Data records:
—————

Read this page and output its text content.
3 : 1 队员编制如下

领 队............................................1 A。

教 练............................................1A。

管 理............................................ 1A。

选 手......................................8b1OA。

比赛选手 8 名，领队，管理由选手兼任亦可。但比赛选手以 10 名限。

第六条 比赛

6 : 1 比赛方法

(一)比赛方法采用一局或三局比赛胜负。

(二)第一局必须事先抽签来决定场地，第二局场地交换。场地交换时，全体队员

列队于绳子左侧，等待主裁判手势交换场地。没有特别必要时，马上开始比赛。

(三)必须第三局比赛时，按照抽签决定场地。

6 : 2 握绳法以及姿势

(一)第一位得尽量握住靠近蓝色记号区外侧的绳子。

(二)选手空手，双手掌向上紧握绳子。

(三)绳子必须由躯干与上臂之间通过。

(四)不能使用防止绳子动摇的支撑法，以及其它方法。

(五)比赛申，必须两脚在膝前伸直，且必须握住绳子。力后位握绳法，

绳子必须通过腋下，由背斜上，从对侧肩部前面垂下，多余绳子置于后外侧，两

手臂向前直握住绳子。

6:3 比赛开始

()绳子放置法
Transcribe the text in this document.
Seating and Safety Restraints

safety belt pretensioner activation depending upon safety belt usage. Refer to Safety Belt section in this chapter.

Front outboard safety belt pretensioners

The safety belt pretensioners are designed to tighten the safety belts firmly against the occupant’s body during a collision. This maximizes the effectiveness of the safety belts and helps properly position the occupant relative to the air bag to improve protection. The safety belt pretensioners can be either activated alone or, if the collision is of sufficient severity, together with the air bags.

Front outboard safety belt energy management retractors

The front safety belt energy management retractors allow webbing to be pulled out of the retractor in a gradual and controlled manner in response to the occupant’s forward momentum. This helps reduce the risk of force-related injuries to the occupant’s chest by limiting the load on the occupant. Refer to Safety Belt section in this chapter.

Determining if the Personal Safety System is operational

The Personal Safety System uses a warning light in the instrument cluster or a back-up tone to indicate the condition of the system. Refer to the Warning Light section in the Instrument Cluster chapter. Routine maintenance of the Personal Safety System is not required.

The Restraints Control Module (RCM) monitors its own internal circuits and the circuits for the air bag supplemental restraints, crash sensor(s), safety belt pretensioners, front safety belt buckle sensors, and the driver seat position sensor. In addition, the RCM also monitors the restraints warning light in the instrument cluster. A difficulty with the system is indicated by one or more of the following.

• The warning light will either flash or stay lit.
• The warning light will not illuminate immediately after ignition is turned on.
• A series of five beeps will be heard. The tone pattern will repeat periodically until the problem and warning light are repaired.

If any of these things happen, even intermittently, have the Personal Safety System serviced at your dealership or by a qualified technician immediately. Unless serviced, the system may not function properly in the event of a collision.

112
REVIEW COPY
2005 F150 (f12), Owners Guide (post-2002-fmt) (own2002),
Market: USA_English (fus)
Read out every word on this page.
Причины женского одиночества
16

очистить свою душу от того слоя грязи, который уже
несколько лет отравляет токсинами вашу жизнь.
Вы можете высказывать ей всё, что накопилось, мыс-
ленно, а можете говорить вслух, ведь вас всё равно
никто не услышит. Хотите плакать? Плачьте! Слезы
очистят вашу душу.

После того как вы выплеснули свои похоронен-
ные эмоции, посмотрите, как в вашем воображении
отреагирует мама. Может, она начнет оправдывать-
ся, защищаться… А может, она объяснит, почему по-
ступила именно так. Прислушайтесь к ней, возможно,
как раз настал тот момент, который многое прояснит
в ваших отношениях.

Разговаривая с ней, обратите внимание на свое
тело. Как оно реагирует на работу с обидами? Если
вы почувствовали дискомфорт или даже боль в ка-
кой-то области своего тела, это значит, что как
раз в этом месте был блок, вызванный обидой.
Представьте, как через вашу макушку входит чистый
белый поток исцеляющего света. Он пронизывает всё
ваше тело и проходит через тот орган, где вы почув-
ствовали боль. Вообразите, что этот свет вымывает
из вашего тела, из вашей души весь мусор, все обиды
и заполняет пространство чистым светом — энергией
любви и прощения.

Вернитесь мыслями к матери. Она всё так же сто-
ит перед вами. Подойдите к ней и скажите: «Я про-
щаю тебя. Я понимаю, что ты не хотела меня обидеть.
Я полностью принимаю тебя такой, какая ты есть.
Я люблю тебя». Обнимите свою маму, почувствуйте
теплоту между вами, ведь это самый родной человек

—————

Output all of the data again, exactly.

### [EXERCISE RESPONSE]
Read this page and output its text content.
3 : 1 队员编制如下

领 队............................................1 A。

教 练............................................1A。

管 理............................................ 1A。

选 手......................................8b1OA。

比赛选手 8 名，领队，管理由选手兼任亦可。但比赛选手以 10 名限。

第六条 比赛

6 : 1 比赛方法

(一)比赛方法采用一局或三局比赛胜负。

(二)第一局必须事先抽签来决定场地，第二局场地交换。场地交换时，全体队员

列队于绳子左侧，等待主裁判手势交换场地。没有特别必要时，马上开始比赛。

(三)必须第三局比赛时，按照抽签决定场地。

6 : 2 握绳法以及姿势

(一)第一位得尽量握住靠近蓝色记号区外侧的绳子。

(二)选手空手，双手掌向上紧握绳子。

(三)绳子必须由躯干与上臂之间通过。

(四)不能使用防止绳子动摇的支撑法，以及其它方法。

(五)比赛申，必须两脚在膝前伸直，且必须握住绳子。力后位握绳法，

绳子必须通过腋下，由背斜上，从对侧肩部前面垂下，多余绳子置于后外侧，两

手臂向前直握住绳子。

6:3 比赛开始

()绳子放置法
Transcribe the text in this document.
Seating and Safety Restraints

safety belt pretensioner activation depending upon safety belt usage. Refer to Safety Belt section in this chapter.

Front outboard safety belt pretensioners

The safety belt pretensioners are designed to tighten the safety belts firmly against the occupant’s body during a collision. This maximizes the effectiveness of the safety belts and helps properly position the occupant relative to the air bag to improve protection. The safety belt pretensioners can be either activated alone or, if the collision is of sufficient severity, together with the air bags.

Front outboard safety belt energy management retractors

The front safety belt energy management retractors allow webbing to be pulled out of the retractor in a gradual and controlled manner in response to the occupant’s forward momentum. This helps reduce the risk of force-related injuries to the occupant’s chest by limiting the load on the occupant. Refer to Safety Belt section in this chapter.

Determining if the Personal Safety System is operational

The Personal Safety System uses a warning light in the instrument cluster or a back-up tone to indicate the condition of the system. Refer to the Warning Light section in the Instrument Cluster chapter. Routine maintenance of the Personal Safety System is not required.

The Restraints Control Module (RCM) monitors its own internal circuits and the circuits for the air bag supplemental restraints, crash sensor(s), safety belt pretensioners, front safety belt buckle sensors, and the driver seat position sensor. In addition, the RCM also monitors the restraints warning light in the instrument cluster. A difficulty with the system is indicated by one or more of the following.

• The warning light will either flash or stay lit.
• The warning light will not illuminate immediately after ignition is turned on.
• A series of five beeps will be heard. The tone pattern will repeat periodically until the problem and warning light are repaired.

If any of these things happen, even intermittently, have the Personal Safety System serviced at your dealership or by a qualified technician immediately. Unless serviced, the system may not function properly in the event of a collision.

112
REVIEW COPY
2005 F150 (f12), Owners Guide (post-2002-fmt) (own2002),
Market: USA_English (fus)
Read out every word on this page.
Причины женского одиночества
16

очистить свою душу от того слоя грязи, который уже
несколько лет отравляет токсинами вашу жизнь.
Вы можете высказывать ей всё, что накопилось, мыс-
ленно, а можете говорить вслух, ведь вас всё равно
никто не услышит. Хотите плакать? Плачьте! Слезы
очистят вашу душу.

После того как вы выплеснули свои похоронен-
ные эмоции, посмотрите, как в вашем воображении
отреагирует мама. Может, она начнет оправдывать-
ся, защищаться… А может, она объяснит, почему по-
ступила именно так. Прислушайтесь к ней, возможно,
как раз настал тот момент, который многое прояснит
в ваших отношениях.

Разговаривая с ней, обратите внимание на свое
тело. Как оно реагирует на работу с обидами? Если
вы почувствовали дискомфорт или даже боль в ка-
кой-то области своего тела, это значит, что как
раз в этом месте был блок, вызванный обидой.
Представьте, как через вашу макушку входит чистый
белый поток исцеляющего света. Он пронизывает всё
ваше тело и проходит через тот орган, где вы почув-
ствовали боль. Вообразите, что этот свет вымывает
из вашего тела, из вашей души весь мусор, все обиды
и заполняет пространство чистым светом — энергией
любви и прощения.

Вернитесь мыслями к матери. Она всё так же сто-
ит перед вами. Подойдите к ней и скажите: «Я про-
щаю тебя. Я понимаю, что ты не хотела меня обидеть.
Я полностью принимаю тебя такой, какая ты есть.
Я люблю тебя». Обнимите свою маму, почувствуйте
теплоту между вами, ведь это самый родной человек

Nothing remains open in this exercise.